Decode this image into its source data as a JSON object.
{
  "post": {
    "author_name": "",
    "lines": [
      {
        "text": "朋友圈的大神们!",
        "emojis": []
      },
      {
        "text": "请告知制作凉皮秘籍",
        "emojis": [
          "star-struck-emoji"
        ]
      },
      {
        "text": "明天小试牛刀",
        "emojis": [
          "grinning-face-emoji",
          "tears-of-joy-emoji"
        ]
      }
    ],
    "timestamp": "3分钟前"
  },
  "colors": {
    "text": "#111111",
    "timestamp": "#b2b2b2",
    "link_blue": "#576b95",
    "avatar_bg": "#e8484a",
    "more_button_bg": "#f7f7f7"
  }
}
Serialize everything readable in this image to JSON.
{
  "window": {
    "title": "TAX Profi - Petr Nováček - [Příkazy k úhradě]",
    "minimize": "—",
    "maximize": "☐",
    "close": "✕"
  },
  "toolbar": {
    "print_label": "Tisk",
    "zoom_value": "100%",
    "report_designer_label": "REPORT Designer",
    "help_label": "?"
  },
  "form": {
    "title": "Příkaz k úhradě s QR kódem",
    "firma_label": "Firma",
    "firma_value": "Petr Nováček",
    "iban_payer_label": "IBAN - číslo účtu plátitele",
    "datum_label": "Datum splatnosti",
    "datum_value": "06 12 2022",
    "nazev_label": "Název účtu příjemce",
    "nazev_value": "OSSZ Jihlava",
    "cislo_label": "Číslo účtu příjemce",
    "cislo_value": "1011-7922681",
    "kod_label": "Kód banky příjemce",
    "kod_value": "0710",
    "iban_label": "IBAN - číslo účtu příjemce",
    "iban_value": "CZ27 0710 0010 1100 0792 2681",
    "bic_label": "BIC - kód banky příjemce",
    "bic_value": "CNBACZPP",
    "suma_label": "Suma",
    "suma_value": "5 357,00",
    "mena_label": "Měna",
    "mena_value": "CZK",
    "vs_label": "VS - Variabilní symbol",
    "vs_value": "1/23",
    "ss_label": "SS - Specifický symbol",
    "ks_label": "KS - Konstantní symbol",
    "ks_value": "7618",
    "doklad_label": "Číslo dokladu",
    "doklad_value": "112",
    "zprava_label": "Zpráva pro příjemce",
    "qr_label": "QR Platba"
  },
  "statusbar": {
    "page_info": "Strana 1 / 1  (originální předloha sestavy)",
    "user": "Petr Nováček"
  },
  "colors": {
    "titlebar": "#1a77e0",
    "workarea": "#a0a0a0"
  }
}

| AIM OF THE EXERCISE |
Write out every line from the records above, word for word.

| FULL RESPONSE |
Decode this image into its source data as a JSON object.
{
  "post": {
    "author_name": "",
    "lines": [
      {
        "text": "朋友圈的大神们!",
        "emojis": []
      },
      {
        "text": "请告知制作凉皮秘籍",
        "emojis": [
          "star-struck-emoji"
        ]
      },
      {
        "text": "明天小试牛刀",
        "emojis": [
          "grinning-face-emoji",
          "tears-of-joy-emoji"
        ]
      }
    ],
    "timestamp": "3分钟前"
  },
  "colors": {
    "text": "#111111",
    "timestamp": "#b2b2b2",
    "link_blue": "#576b95",
    "avatar_bg": "#e8484a",
    "more_button_bg": "#f7f7f7"
  }
}
Serialize everything readable in this image to JSON.
{
  "window": {
    "title": "TAX Profi - Petr Nováček - [Příkazy k úhradě]",
    "minimize": "—",
    "maximize": "☐",
    "close": "✕"
  },
  "toolbar": {
    "print_label": "Tisk",
    "zoom_value": "100%",
    "report_designer_label": "REPORT Designer",
    "help_label": "?"
  },
  "form": {
    "title": "Příkaz k úhradě s QR kódem",
    "firma_label": "Firma",
    "firma_value": "Petr Nováček",
    "iban_payer_label": "IBAN - číslo účtu plátitele",
    "datum_label": "Datum splatnosti",
    "datum_value": "06 12 2022",
    "nazev_label": "Název účtu příjemce",
    "nazev_value": "OSSZ Jihlava",
    "cislo_label": "Číslo účtu příjemce",
    "cislo_value": "1011-7922681",
    "kod_label": "Kód banky příjemce",
    "kod_value": "0710",
    "iban_label": "IBAN - číslo účtu příjemce",
    "iban_value": "CZ27 0710 0010 1100 0792 2681",
    "bic_label": "BIC - kód banky příjemce",
    "bic_value": "CNBACZPP",
    "suma_label": "Suma",
    "suma_value": "5 357,00",
    "mena_label": "Měna",
    "mena_value": "CZK",
    "vs_label": "VS - Variabilní symbol",
    "vs_value": "1/23",
    "ss_label": "SS - Specifický symbol",
    "ks_label": "KS - Konstantní symbol",
    "ks_value": "7618",
    "doklad_label": "Číslo dokladu",
    "doklad_value": "112",
    "zprava_label": "Zpráva pro příjemce",
    "qr_label": "QR Platba"
  },
  "statusbar": {
    "page_info": "Strana 1 / 1  (originální předloha sestavy)",
    "user": "Petr Nováček"
  },
  "colors": {
    "titlebar": "#1a77e0",
    "workarea": "#a0a0a0"
  }
}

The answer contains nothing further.